Source data:
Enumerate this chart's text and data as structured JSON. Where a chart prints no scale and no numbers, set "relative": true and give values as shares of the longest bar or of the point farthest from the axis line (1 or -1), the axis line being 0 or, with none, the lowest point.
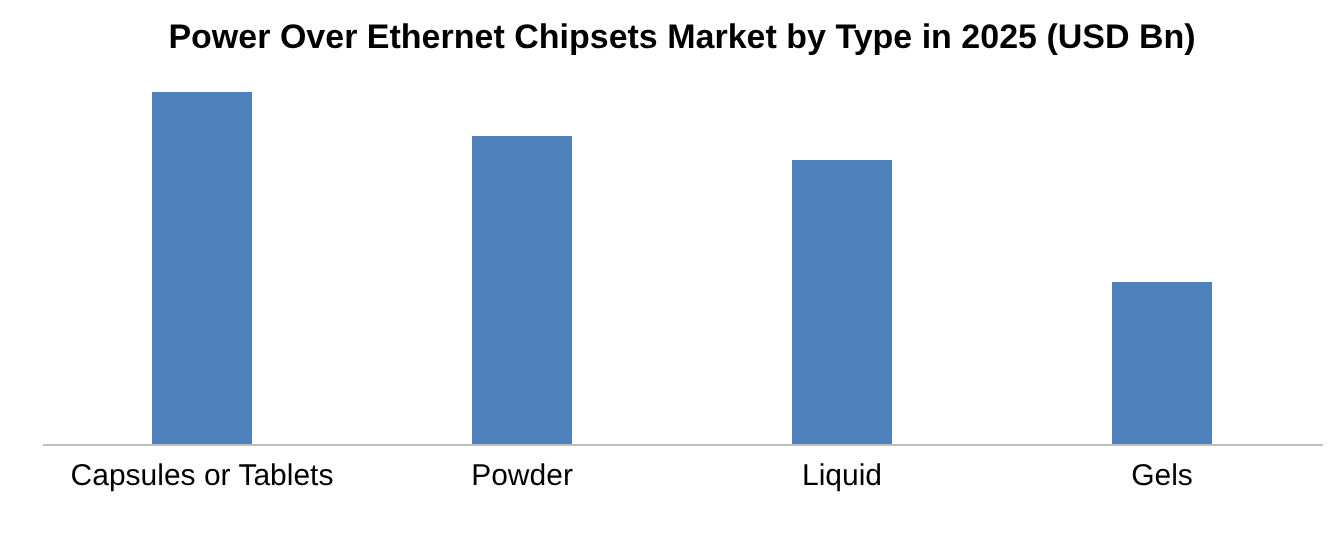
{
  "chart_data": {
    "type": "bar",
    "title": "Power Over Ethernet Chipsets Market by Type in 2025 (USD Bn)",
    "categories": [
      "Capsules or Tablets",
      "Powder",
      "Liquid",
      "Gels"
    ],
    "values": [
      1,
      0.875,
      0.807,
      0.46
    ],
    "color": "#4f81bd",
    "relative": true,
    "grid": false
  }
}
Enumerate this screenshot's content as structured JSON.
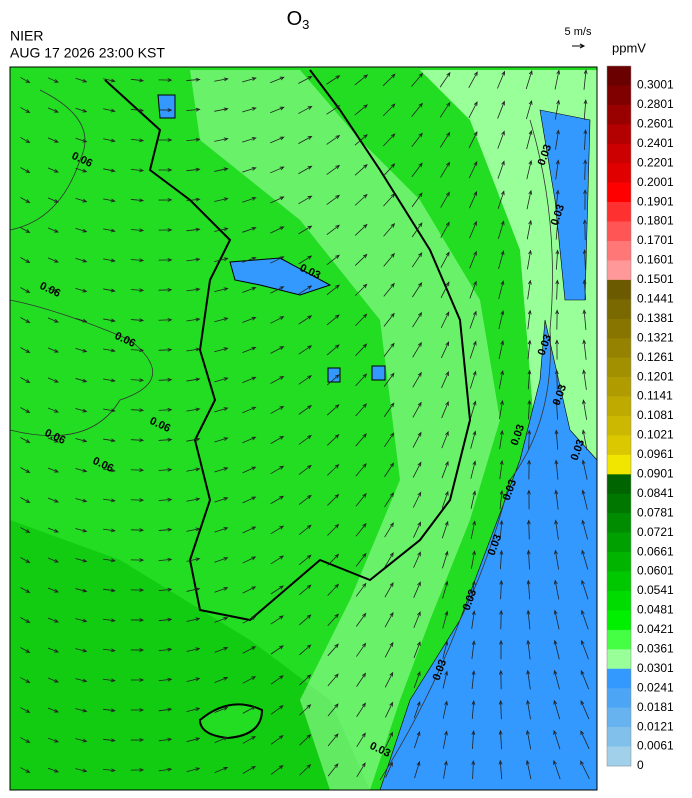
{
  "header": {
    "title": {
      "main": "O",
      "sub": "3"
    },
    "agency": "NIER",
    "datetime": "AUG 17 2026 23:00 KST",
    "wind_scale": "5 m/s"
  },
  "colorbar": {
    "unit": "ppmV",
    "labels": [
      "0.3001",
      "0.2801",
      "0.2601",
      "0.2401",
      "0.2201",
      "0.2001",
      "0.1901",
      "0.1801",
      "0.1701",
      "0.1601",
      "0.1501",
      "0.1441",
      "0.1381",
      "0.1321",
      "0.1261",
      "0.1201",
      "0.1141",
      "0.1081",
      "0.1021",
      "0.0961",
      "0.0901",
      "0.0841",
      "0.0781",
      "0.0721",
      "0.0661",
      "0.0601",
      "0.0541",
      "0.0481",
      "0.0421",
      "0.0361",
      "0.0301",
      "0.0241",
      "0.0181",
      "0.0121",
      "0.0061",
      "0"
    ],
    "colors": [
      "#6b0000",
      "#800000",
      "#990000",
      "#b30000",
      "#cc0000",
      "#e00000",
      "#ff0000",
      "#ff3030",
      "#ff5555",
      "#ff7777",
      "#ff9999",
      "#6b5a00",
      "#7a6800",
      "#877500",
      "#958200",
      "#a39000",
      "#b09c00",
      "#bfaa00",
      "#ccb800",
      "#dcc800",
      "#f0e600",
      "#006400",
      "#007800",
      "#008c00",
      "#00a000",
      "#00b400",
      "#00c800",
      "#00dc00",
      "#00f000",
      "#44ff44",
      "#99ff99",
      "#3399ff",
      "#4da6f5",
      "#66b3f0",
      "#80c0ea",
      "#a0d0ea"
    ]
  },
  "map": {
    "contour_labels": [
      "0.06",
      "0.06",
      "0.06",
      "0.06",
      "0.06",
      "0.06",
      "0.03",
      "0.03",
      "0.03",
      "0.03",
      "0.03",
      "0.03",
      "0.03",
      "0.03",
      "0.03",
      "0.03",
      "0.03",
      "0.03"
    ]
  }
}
---
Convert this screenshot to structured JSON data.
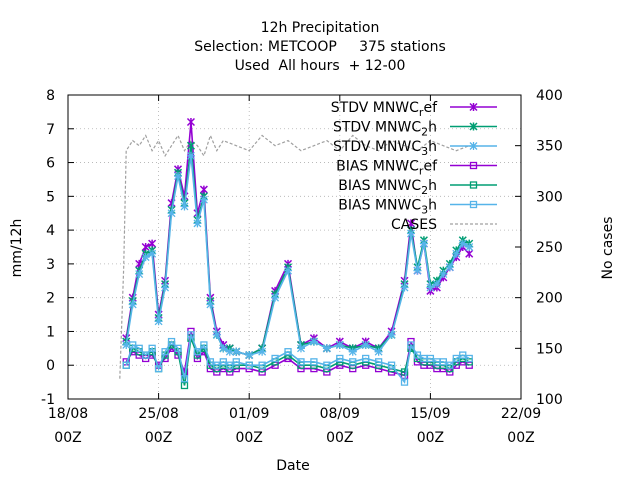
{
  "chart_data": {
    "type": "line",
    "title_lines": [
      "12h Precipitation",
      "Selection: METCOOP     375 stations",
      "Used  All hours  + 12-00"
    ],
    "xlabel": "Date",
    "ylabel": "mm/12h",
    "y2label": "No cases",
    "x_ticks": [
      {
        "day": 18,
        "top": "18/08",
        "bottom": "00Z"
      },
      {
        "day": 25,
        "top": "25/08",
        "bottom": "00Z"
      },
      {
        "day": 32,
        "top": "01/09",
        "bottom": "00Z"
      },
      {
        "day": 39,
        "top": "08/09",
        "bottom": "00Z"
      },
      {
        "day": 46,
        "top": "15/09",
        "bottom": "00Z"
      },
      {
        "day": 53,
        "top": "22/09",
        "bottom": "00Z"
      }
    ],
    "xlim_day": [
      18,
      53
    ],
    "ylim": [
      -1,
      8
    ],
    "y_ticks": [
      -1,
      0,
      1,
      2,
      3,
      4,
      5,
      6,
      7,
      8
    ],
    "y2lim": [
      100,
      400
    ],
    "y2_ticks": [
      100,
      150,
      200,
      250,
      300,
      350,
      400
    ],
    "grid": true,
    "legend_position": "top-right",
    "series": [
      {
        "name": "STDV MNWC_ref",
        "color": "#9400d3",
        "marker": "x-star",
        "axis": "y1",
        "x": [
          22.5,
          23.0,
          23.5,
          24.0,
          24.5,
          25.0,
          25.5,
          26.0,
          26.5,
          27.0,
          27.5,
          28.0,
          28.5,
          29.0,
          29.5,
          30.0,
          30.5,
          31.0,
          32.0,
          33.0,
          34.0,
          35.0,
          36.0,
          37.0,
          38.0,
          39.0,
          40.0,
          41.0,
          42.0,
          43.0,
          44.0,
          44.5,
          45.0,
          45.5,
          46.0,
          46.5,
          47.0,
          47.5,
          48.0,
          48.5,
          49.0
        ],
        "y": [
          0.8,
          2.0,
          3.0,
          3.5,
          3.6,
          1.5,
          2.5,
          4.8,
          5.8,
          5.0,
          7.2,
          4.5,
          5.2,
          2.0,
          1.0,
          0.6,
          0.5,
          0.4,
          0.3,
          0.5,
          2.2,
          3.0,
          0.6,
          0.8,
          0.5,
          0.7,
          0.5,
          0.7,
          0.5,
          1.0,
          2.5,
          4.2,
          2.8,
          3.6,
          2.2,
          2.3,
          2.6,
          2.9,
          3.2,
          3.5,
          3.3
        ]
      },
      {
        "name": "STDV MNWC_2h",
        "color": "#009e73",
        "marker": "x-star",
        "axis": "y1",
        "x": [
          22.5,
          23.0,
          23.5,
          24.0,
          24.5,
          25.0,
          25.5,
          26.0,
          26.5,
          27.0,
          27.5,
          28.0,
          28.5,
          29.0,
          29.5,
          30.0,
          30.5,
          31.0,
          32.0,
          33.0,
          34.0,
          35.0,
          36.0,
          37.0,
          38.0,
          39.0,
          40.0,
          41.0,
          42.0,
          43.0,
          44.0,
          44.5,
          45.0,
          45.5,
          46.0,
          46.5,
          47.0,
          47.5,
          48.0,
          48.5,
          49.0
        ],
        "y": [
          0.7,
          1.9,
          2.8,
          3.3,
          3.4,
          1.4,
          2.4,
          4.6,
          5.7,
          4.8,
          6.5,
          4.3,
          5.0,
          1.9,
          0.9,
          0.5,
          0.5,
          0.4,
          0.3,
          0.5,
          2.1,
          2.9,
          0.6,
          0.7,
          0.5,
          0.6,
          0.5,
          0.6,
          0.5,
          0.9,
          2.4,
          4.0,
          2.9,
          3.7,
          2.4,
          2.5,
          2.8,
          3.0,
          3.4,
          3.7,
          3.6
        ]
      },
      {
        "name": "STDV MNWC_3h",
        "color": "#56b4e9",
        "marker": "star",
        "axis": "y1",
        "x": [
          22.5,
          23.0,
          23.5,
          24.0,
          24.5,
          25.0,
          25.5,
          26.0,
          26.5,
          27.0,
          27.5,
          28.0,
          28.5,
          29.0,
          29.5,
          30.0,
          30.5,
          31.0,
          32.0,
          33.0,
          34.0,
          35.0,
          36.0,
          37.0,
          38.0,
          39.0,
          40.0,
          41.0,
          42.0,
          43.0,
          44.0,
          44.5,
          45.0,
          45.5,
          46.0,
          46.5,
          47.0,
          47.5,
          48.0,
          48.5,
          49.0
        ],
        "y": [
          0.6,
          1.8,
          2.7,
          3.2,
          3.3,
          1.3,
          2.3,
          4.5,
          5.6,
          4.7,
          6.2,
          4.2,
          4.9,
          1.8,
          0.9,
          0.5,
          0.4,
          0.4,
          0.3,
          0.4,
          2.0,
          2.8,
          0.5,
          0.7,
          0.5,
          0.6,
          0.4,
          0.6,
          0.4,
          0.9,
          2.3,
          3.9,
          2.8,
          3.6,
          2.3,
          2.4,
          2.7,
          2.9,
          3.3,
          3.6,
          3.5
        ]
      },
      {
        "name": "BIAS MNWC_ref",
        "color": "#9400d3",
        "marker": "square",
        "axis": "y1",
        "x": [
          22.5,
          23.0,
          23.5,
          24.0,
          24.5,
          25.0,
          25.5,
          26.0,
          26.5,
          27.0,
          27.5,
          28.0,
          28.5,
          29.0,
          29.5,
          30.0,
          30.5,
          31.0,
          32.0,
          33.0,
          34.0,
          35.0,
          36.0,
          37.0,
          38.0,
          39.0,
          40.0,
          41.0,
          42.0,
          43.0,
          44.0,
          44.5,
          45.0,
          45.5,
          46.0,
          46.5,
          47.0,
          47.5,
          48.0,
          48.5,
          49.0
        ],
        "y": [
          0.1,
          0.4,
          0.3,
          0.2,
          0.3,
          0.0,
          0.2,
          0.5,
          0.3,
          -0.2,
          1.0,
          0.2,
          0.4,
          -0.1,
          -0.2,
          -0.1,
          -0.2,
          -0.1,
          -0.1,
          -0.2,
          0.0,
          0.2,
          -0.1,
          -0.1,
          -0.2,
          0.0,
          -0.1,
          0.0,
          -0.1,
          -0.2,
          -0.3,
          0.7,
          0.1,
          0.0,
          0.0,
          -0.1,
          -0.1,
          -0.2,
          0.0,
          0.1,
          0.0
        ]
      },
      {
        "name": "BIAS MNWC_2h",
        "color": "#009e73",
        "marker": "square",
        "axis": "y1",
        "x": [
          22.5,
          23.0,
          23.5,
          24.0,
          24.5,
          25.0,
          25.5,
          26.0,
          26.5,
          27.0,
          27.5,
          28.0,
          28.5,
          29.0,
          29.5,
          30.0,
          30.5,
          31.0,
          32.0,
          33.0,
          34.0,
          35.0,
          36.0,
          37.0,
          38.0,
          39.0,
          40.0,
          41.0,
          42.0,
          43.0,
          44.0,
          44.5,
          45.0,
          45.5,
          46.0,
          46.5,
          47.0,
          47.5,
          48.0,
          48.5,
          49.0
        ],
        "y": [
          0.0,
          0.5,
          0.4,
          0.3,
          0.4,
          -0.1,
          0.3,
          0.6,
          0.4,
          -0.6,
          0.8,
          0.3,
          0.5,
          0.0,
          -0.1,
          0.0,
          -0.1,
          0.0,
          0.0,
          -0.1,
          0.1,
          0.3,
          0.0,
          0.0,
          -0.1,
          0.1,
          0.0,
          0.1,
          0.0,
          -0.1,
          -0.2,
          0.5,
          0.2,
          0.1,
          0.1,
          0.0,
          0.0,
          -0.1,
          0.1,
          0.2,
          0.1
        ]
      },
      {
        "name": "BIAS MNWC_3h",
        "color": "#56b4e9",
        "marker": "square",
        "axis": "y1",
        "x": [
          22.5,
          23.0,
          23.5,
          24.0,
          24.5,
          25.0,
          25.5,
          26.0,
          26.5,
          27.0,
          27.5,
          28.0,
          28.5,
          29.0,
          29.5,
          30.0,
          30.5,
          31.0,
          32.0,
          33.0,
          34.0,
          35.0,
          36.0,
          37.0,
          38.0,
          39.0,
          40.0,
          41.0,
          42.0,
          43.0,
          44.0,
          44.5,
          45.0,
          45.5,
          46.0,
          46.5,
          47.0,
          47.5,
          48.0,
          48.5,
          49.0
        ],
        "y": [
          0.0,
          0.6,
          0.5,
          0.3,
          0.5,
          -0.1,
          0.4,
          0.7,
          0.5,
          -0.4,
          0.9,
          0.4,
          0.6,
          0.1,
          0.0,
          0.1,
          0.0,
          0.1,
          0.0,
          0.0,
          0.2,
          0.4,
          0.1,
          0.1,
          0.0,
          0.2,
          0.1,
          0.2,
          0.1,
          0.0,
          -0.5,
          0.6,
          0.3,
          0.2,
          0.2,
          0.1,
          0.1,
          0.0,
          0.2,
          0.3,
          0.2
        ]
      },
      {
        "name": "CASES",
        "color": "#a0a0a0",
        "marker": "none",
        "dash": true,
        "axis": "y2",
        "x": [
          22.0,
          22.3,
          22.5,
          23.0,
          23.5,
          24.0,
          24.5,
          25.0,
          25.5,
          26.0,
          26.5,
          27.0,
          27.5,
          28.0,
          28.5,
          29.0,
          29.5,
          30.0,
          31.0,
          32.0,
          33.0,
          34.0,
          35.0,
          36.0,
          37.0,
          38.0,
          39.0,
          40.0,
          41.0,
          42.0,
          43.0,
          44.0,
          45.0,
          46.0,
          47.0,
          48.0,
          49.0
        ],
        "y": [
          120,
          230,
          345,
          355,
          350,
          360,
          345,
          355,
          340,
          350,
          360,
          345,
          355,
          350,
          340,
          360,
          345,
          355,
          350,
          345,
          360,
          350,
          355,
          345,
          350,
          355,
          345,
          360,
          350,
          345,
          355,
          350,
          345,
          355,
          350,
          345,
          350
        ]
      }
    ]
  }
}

:: TASK DETAILS ::
Gather each line in the data that holds the string "JSON".

:: THE SOLUTION ::
Enumerate this chart's text and data as structured JSON. Where a chart prints no scale and no numbers, set "relative": true and give values as shares of the longest bar or of the point farthest from the axis line (1 or -1), the axis line being 0 or, with none, the lowest point.
Enumerate this screenshot's content as structured JSON.
Convert this screenshot to structured JSON data.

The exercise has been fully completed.